■ **Problem**: Give nothing except the number of lines containing the word "document".

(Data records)
* start *

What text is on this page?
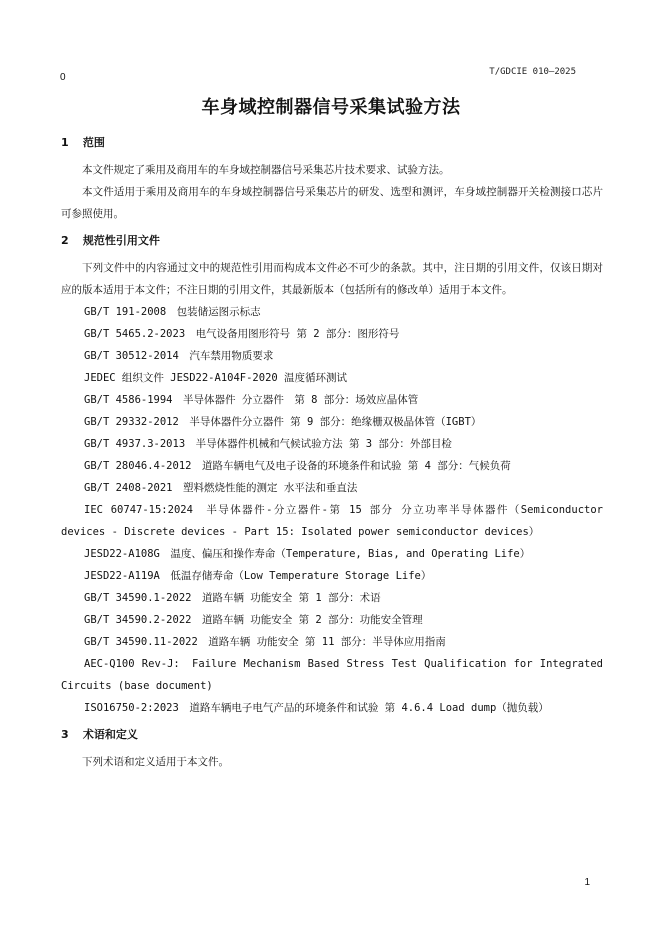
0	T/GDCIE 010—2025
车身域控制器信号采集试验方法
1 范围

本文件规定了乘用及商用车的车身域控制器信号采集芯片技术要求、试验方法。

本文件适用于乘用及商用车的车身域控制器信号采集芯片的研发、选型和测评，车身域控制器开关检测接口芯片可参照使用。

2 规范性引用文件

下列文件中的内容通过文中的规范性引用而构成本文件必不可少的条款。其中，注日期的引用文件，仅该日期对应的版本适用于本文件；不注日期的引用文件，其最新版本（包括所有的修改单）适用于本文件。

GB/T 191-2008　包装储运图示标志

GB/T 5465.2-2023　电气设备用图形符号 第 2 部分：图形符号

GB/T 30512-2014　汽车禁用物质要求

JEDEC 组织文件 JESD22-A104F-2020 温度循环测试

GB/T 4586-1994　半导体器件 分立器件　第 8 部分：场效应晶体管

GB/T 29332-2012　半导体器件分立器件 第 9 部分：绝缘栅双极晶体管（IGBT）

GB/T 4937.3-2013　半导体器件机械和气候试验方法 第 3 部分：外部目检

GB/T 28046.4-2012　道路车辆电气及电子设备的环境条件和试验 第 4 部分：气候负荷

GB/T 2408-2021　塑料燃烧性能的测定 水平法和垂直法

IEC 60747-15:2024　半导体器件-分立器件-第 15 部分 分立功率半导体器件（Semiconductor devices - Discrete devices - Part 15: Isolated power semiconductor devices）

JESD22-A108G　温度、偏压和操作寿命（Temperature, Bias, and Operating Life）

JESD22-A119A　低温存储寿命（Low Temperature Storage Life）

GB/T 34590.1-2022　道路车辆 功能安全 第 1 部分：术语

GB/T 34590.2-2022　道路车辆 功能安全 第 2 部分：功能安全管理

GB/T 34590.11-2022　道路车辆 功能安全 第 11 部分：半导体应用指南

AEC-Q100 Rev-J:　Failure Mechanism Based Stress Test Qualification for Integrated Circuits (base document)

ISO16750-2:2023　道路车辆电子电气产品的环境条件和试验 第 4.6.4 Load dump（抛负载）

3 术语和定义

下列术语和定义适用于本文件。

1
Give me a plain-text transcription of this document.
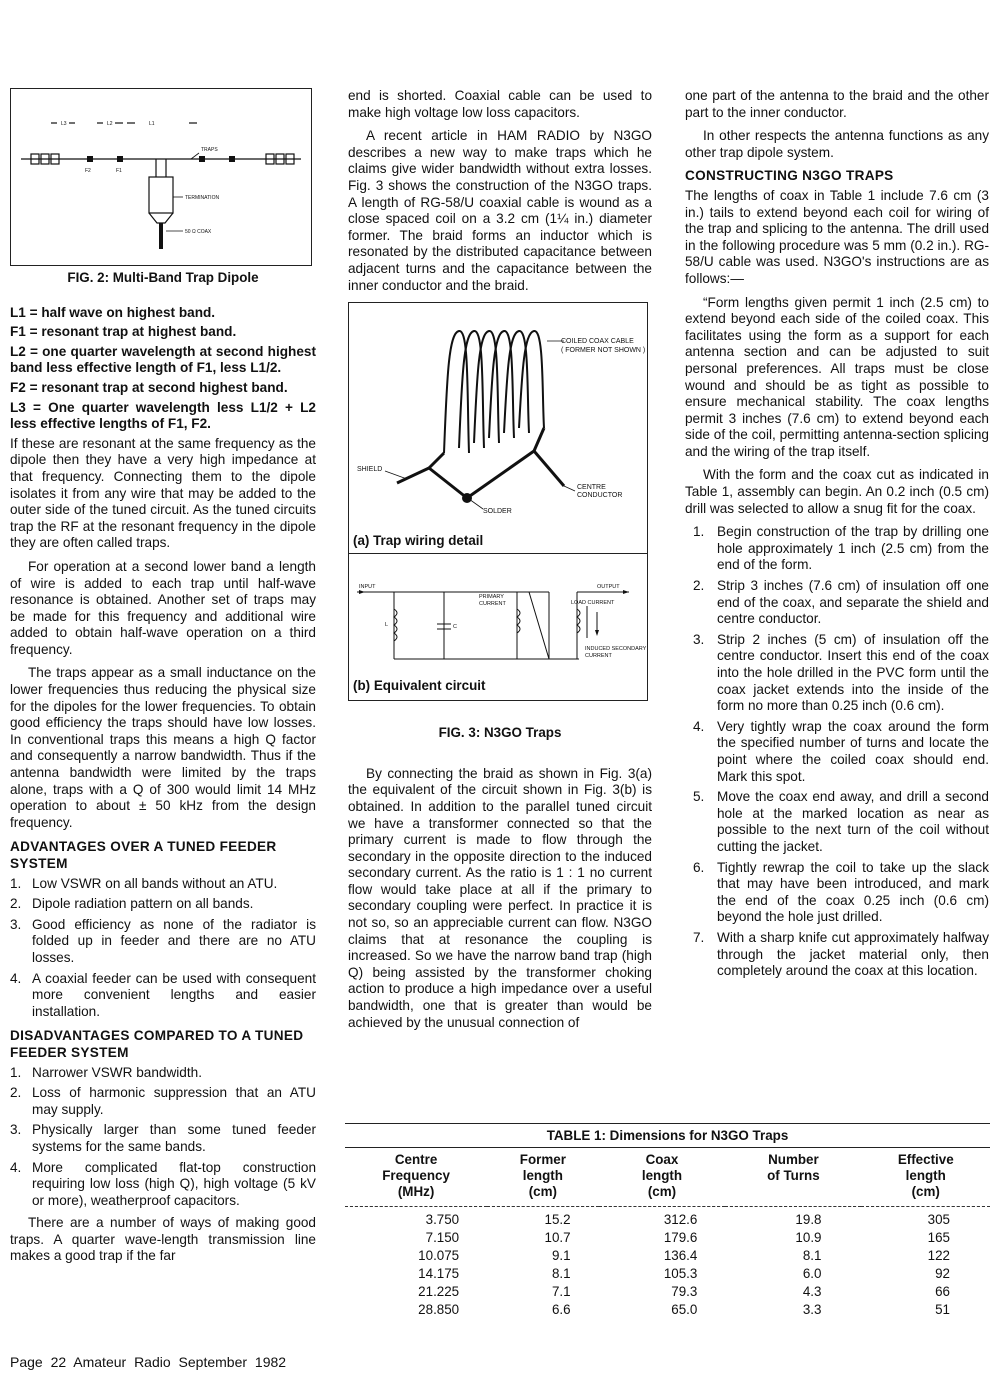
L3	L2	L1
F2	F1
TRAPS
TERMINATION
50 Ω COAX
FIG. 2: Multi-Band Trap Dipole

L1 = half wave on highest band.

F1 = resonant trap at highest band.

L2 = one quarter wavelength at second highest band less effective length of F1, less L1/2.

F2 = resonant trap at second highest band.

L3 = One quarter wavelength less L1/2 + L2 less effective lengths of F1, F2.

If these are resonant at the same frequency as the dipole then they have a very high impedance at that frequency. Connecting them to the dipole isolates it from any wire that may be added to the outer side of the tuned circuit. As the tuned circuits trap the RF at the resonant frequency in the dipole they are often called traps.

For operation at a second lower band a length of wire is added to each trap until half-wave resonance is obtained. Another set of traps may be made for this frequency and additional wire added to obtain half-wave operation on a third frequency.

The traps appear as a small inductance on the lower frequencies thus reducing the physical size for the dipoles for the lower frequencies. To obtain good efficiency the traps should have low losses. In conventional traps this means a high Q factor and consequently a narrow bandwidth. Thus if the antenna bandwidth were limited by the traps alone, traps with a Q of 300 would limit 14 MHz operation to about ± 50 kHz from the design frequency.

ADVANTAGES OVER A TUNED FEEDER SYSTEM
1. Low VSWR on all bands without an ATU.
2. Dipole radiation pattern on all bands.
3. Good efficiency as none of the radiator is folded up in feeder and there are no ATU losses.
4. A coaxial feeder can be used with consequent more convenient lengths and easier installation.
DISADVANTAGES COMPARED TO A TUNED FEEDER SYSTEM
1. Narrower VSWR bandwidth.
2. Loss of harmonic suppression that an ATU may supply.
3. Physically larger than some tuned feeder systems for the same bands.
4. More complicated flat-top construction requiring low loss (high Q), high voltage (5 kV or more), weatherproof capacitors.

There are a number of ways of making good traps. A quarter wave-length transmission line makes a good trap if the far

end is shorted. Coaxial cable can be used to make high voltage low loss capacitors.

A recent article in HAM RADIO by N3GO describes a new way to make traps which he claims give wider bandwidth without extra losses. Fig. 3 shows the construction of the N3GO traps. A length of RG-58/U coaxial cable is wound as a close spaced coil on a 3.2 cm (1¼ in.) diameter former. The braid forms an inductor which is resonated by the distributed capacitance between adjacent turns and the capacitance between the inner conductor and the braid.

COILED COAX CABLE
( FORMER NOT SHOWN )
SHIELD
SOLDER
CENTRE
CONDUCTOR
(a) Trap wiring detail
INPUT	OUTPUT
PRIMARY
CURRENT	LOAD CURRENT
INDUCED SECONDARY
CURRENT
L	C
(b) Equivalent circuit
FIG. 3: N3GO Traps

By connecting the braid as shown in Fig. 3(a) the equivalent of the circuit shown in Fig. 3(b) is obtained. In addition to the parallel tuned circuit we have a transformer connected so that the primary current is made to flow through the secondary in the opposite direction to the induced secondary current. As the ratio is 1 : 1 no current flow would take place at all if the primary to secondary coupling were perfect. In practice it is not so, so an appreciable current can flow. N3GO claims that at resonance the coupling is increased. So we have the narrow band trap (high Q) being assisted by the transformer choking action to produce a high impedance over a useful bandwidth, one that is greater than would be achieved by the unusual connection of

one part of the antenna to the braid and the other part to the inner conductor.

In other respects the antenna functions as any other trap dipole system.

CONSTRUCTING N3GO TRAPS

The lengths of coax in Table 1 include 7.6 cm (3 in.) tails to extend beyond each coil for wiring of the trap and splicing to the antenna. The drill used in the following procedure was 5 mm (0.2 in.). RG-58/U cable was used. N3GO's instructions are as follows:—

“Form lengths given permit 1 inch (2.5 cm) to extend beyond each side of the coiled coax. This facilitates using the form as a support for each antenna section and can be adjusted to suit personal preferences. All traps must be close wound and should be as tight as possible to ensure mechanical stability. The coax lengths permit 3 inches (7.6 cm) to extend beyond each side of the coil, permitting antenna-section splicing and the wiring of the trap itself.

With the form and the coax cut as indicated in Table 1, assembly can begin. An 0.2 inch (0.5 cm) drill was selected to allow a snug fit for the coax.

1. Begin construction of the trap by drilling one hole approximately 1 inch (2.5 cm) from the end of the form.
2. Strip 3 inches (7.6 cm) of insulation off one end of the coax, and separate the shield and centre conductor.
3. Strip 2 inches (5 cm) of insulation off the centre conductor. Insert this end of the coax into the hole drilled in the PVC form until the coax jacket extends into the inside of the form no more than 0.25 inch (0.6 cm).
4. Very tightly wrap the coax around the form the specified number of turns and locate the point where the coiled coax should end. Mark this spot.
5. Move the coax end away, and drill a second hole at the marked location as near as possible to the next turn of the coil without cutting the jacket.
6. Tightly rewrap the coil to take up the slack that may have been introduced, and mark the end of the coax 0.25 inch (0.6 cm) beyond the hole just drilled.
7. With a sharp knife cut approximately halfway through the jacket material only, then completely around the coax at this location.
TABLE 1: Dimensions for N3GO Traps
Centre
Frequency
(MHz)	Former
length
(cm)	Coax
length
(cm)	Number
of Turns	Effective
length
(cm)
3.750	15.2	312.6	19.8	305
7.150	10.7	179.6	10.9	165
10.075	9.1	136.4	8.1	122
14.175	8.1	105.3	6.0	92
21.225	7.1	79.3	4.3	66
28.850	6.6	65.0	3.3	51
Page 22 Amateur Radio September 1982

* end *

■ **Solution to this task**: 2